[Challenge] Rewrite the material from the line with "data-label: $323.9 <box>974 237 989 275</box>" up to and including the line with "data-label: $36.2 <box>593 405 608 436</box>", renaming "y-tick-label" to "y-axis-tick" and leaving everything else unchanged.

(Item position entries)
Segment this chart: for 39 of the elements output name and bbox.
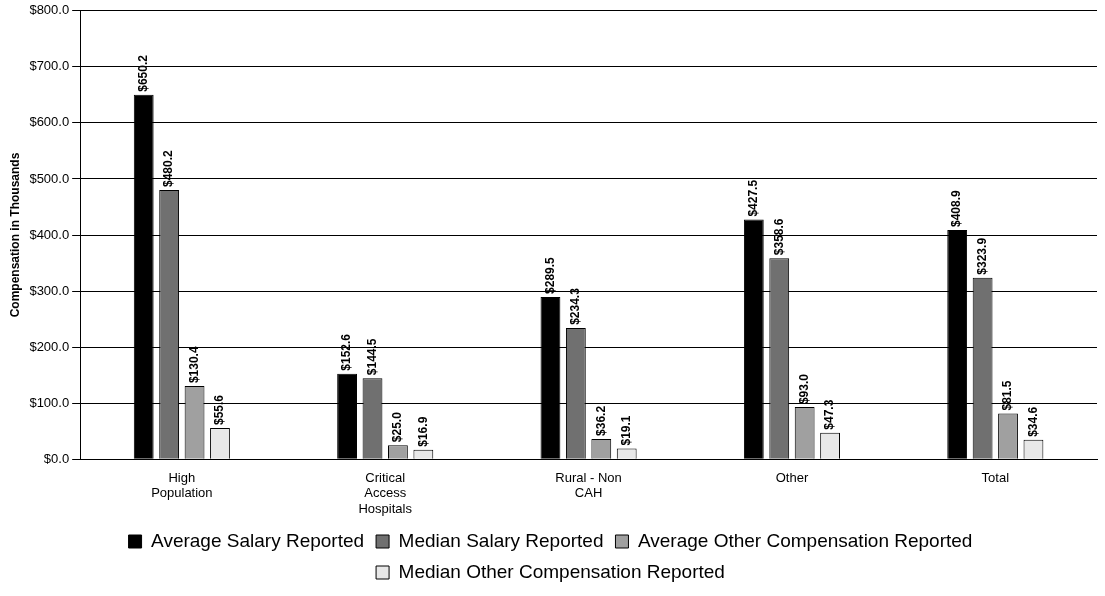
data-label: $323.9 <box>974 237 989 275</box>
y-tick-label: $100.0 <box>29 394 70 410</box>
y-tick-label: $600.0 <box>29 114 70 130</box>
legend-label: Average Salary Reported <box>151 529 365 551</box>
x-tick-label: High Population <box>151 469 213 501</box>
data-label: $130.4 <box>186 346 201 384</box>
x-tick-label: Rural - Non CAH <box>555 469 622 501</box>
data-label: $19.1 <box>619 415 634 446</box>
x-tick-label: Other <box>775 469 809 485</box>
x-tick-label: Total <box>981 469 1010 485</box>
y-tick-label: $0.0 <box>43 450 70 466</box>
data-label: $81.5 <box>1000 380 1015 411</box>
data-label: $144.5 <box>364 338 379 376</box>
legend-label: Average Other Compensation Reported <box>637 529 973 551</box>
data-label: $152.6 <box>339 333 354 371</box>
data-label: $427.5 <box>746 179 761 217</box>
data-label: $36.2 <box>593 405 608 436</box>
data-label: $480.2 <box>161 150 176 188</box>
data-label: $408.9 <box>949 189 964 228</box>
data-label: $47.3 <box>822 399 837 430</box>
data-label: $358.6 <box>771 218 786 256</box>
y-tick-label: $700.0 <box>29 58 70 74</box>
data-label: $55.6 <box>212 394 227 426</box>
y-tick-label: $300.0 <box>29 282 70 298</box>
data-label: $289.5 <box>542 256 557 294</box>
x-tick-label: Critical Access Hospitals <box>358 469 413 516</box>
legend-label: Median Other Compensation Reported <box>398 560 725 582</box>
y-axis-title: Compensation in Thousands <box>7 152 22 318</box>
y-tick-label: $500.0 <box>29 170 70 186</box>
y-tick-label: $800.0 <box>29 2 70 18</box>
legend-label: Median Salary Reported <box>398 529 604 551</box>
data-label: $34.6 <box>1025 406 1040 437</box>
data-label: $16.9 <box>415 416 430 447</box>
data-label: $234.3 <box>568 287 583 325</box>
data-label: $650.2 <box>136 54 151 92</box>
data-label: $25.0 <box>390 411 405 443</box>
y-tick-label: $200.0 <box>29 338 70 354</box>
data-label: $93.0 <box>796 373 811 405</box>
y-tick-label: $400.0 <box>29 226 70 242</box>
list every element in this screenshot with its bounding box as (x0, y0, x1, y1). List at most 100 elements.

--

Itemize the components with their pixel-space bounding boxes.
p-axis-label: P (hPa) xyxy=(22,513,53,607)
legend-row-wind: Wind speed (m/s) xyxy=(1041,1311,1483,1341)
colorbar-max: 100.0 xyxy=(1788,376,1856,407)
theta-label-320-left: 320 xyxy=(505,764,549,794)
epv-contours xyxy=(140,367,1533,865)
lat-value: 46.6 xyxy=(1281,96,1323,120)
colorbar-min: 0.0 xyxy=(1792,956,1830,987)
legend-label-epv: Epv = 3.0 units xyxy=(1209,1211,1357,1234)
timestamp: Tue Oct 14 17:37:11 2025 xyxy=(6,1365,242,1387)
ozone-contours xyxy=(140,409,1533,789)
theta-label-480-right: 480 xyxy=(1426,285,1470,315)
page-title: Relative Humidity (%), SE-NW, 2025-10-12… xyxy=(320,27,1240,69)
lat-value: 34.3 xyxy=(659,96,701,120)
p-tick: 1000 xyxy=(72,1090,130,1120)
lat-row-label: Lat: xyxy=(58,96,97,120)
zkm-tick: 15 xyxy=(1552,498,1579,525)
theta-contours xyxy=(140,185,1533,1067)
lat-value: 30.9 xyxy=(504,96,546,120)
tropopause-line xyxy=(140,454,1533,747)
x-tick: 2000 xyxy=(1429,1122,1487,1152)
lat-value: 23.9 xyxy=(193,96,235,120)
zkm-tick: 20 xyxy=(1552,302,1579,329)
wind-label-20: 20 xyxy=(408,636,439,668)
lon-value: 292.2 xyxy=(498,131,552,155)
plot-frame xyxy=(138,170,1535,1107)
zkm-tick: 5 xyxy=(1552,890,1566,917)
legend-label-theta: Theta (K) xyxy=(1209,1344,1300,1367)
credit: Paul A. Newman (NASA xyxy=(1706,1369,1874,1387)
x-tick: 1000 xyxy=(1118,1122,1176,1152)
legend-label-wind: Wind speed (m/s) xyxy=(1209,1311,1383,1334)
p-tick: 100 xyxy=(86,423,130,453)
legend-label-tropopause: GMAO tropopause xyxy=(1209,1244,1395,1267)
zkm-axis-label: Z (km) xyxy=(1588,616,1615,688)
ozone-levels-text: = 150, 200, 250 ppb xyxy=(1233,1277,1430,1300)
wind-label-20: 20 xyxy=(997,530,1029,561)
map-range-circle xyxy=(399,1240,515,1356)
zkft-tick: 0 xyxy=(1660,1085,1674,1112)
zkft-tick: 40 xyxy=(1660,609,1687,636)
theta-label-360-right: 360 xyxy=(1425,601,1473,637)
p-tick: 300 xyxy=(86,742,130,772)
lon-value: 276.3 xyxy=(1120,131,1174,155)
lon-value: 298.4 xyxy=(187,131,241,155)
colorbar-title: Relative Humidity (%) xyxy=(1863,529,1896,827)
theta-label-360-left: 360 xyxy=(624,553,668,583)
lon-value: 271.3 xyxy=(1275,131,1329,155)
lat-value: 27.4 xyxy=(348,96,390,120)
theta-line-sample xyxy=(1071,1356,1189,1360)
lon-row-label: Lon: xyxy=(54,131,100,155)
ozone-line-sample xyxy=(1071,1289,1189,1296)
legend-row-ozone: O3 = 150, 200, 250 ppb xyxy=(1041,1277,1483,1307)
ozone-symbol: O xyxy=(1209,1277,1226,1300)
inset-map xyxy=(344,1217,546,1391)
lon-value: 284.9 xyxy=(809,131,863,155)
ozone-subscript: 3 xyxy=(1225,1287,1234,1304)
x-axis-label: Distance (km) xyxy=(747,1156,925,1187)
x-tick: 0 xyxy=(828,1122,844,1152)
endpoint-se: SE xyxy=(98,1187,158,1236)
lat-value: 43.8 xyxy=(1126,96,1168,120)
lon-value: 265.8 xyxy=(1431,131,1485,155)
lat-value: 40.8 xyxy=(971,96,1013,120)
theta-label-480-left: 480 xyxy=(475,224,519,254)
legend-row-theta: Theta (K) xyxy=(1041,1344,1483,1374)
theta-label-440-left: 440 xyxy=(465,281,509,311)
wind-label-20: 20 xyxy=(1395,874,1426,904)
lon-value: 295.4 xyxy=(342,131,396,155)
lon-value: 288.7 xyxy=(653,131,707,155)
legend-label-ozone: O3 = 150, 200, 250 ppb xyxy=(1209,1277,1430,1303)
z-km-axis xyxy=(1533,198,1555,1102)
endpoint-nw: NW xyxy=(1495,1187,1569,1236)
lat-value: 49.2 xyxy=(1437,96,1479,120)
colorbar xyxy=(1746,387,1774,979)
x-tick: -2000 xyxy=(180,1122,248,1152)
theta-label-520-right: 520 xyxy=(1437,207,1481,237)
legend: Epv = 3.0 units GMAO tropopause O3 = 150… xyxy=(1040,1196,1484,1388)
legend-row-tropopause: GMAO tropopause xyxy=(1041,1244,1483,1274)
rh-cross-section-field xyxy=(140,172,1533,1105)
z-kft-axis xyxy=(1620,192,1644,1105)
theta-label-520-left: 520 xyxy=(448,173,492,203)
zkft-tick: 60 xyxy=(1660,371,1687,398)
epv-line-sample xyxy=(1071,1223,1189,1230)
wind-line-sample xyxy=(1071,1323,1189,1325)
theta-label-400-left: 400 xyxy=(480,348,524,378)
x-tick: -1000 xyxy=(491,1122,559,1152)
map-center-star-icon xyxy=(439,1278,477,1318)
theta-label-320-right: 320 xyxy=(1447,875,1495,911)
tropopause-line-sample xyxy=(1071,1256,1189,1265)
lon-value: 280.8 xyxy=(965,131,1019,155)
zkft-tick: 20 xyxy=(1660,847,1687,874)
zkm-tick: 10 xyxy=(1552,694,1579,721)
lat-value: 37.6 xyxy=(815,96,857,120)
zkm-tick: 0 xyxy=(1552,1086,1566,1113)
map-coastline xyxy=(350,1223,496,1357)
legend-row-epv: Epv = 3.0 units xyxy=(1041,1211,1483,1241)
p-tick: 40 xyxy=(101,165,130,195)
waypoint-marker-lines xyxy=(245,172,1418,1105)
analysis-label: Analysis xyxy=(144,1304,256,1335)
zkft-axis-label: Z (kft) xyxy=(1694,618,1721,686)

[Result for this task]
data-label: $323.9 <box>974 237 989 275</box>
y-axis-tick: $100.0 <box>29 394 70 410</box>
y-axis-tick: $600.0 <box>29 114 70 130</box>
legend-label: Average Salary Reported <box>151 529 365 551</box>
x-tick-label: High Population <box>151 469 213 501</box>
data-label: $130.4 <box>186 346 201 384</box>
x-tick-label: Rural - Non CAH <box>555 469 622 501</box>
data-label: $19.1 <box>619 415 634 446</box>
x-tick-label: Other <box>775 469 809 485</box>
x-tick-label: Total <box>981 469 1010 485</box>
y-axis-tick: $0.0 <box>43 450 70 466</box>
data-label: $81.5 <box>1000 380 1015 411</box>
data-label: $144.5 <box>364 338 379 376</box>
legend-label: Average Other Compensation Reported <box>637 529 973 551</box>
data-label: $152.6 <box>339 333 354 371</box>
data-label: $427.5 <box>746 179 761 217</box>
data-label: $36.2 <box>593 405 608 436</box>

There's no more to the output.